# Given problem
Return every entry exactly as written.

# Raw records
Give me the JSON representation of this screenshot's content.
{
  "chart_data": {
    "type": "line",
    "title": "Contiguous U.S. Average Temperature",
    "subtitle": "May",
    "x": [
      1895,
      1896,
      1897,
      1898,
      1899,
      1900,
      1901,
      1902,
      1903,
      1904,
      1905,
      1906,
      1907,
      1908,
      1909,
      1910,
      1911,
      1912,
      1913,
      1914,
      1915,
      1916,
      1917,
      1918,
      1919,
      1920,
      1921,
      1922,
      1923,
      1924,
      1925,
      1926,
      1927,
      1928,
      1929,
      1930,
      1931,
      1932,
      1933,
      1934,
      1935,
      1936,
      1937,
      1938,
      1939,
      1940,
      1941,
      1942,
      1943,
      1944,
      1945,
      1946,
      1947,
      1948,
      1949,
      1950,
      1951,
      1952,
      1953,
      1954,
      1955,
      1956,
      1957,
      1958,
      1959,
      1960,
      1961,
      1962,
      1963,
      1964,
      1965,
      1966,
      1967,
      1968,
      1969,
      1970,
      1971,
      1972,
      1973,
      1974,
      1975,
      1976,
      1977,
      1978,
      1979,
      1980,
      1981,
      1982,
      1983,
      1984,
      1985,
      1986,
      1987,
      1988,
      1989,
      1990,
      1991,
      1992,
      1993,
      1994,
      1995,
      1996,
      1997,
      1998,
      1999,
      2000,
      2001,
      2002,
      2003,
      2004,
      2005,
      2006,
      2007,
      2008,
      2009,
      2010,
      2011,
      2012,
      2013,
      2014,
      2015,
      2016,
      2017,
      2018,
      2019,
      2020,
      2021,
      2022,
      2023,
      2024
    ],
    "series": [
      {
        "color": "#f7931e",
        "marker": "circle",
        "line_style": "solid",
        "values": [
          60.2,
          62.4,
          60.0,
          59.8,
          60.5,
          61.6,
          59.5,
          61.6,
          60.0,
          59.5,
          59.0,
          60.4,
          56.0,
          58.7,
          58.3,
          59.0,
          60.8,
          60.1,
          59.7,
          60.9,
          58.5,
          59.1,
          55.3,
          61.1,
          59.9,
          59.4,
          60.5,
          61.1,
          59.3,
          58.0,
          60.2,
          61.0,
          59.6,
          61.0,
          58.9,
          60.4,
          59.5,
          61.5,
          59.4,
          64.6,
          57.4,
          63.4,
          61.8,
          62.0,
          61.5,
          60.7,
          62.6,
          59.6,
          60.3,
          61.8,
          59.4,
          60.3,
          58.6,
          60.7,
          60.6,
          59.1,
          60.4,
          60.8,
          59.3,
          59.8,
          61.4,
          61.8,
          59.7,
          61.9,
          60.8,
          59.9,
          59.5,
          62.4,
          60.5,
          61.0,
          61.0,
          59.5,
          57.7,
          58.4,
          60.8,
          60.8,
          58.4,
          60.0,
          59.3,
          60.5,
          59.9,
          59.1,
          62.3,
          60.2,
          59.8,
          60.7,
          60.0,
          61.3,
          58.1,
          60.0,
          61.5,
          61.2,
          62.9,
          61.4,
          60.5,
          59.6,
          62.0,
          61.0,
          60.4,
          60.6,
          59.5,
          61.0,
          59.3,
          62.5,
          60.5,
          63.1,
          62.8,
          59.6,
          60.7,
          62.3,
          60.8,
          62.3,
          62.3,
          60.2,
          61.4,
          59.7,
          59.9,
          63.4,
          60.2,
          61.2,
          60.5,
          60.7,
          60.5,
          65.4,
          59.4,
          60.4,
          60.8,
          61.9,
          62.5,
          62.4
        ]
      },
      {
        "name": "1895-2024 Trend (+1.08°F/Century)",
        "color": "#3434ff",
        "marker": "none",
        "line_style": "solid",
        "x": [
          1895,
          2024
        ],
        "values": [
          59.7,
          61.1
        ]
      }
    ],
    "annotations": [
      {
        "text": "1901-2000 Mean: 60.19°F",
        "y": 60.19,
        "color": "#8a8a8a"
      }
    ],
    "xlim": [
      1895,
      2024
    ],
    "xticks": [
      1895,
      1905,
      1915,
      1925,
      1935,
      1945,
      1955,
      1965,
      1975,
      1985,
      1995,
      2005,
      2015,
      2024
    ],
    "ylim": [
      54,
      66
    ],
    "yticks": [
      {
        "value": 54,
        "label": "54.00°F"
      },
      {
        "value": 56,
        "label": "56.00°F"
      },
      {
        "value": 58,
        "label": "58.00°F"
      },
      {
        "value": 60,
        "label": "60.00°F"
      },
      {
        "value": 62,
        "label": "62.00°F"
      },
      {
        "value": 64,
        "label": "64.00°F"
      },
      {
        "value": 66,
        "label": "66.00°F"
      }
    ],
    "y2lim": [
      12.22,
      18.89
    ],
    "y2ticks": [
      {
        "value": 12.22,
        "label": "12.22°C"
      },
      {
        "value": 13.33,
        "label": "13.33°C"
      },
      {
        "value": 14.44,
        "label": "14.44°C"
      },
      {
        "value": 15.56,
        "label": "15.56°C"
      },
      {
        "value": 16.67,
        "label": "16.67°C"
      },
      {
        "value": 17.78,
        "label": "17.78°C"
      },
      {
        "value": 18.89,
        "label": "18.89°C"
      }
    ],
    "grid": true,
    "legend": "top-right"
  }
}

# Reply to the task
Give me the JSON representation of this screenshot's content.
{
  "chart_data": {
    "type": "line",
    "title": "Contiguous U.S. Average Temperature",
    "subtitle": "May",
    "x": [
      1895,
      1896,
      1897,
      1898,
      1899,
      1900,
      1901,
      1902,
      1903,
      1904,
      1905,
      1906,
      1907,
      1908,
      1909,
      1910,
      1911,
      1912,
      1913,
      1914,
      1915,
      1916,
      1917,
      1918,
      1919,
      1920,
      1921,
      1922,
      1923,
      1924,
      1925,
      1926,
      1927,
      1928,
      1929,
      1930,
      1931,
      1932,
      1933,
      1934,
      1935,
      1936,
      1937,
      1938,
      1939,
      1940,
      1941,
      1942,
      1943,
      1944,
      1945,
      1946,
      1947,
      1948,
      1949,
      1950,
      1951,
      1952,
      1953,
      1954,
      1955,
      1956,
      1957,
      1958,
      1959,
      1960,
      1961,
      1962,
      1963,
      1964,
      1965,
      1966,
      1967,
      1968,
      1969,
      1970,
      1971,
      1972,
      1973,
      1974,
      1975,
      1976,
      1977,
      1978,
      1979,
      1980,
      1981,
      1982,
      1983,
      1984,
      1985,
      1986,
      1987,
      1988,
      1989,
      1990,
      1991,
      1992,
      1993,
      1994,
      1995,
      1996,
      1997,
      1998,
      1999,
      2000,
      2001,
      2002,
      2003,
      2004,
      2005,
      2006,
      2007,
      2008,
      2009,
      2010,
      2011,
      2012,
      2013,
      2014,
      2015,
      2016,
      2017,
      2018,
      2019,
      2020,
      2021,
      2022,
      2023,
      2024
    ],
    "series": [
      {
        "color": "#f7931e",
        "marker": "circle",
        "line_style": "solid",
        "values": [
          60.2,
          62.4,
          60.0,
          59.8,
          60.5,
          61.6,
          59.5,
          61.6,
          60.0,
          59.5,
          59.0,
          60.4,
          56.0,
          58.7,
          58.3,
          59.0,
          60.8,
          60.1,
          59.7,
          60.9,
          58.5,
          59.1,
          55.3,
          61.1,
          59.9,
          59.4,
          60.5,
          61.1,
          59.3,
          58.0,
          60.2,
          61.0,
          59.6,
          61.0,
          58.9,
          60.4,
          59.5,
          61.5,
          59.4,
          64.6,
          57.4,
          63.4,
          61.8,
          62.0,
          61.5,
          60.7,
          62.6,
          59.6,
          60.3,
          61.8,
          59.4,
          60.3,
          58.6,
          60.7,
          60.6,
          59.1,
          60.4,
          60.8,
          59.3,
          59.8,
          61.4,
          61.8,
          59.7,
          61.9,
          60.8,
          59.9,
          59.5,
          62.4,
          60.5,
          61.0,
          61.0,
          59.5,
          57.7,
          58.4,
          60.8,
          60.8,
          58.4,
          60.0,
          59.3,
          60.5,
          59.9,
          59.1,
          62.3,
          60.2,
          59.8,
          60.7,
          60.0,
          61.3,
          58.1,
          60.0,
          61.5,
          61.2,
          62.9,
          61.4,
          60.5,
          59.6,
          62.0,
          61.0,
          60.4,
          60.6,
          59.5,
          61.0,
          59.3,
          62.5,
          60.5,
          63.1,
          62.8,
          59.6,
          60.7,
          62.3,
          60.8,
          62.3,
          62.3,
          60.2,
          61.4,
          59.7,
          59.9,
          63.4,
          60.2,
          61.2,
          60.5,
          60.7,
          60.5,
          65.4,
          59.4,
          60.4,
          60.8,
          61.9,
          62.5,
          62.4
        ]
      },
      {
        "name": "1895-2024 Trend (+1.08°F/Century)",
        "color": "#3434ff",
        "marker": "none",
        "line_style": "solid",
        "x": [
          1895,
          2024
        ],
        "values": [
          59.7,
          61.1
        ]
      }
    ],
    "annotations": [
      {
        "text": "1901-2000 Mean: 60.19°F",
        "y": 60.19,
        "color": "#8a8a8a"
      }
    ],
    "xlim": [
      1895,
      2024
    ],
    "xticks": [
      1895,
      1905,
      1915,
      1925,
      1935,
      1945,
      1955,
      1965,
      1975,
      1985,
      1995,
      2005,
      2015,
      2024
    ],
    "ylim": [
      54,
      66
    ],
    "yticks": [
      {
        "value": 54,
        "label": "54.00°F"
      },
      {
        "value": 56,
        "label": "56.00°F"
      },
      {
        "value": 58,
        "label": "58.00°F"
      },
      {
        "value": 60,
        "label": "60.00°F"
      },
      {
        "value": 62,
        "label": "62.00°F"
      },
      {
        "value": 64,
        "label": "64.00°F"
      },
      {
        "value": 66,
        "label": "66.00°F"
      }
    ],
    "y2lim": [
      12.22,
      18.89
    ],
    "y2ticks": [
      {
        "value": 12.22,
        "label": "12.22°C"
      },
      {
        "value": 13.33,
        "label": "13.33°C"
      },
      {
        "value": 14.44,
        "label": "14.44°C"
      },
      {
        "value": 15.56,
        "label": "15.56°C"
      },
      {
        "value": 16.67,
        "label": "16.67°C"
      },
      {
        "value": 17.78,
        "label": "17.78°C"
      },
      {
        "value": 18.89,
        "label": "18.89°C"
      }
    ],
    "grid": true,
    "legend": "top-right"
  }
}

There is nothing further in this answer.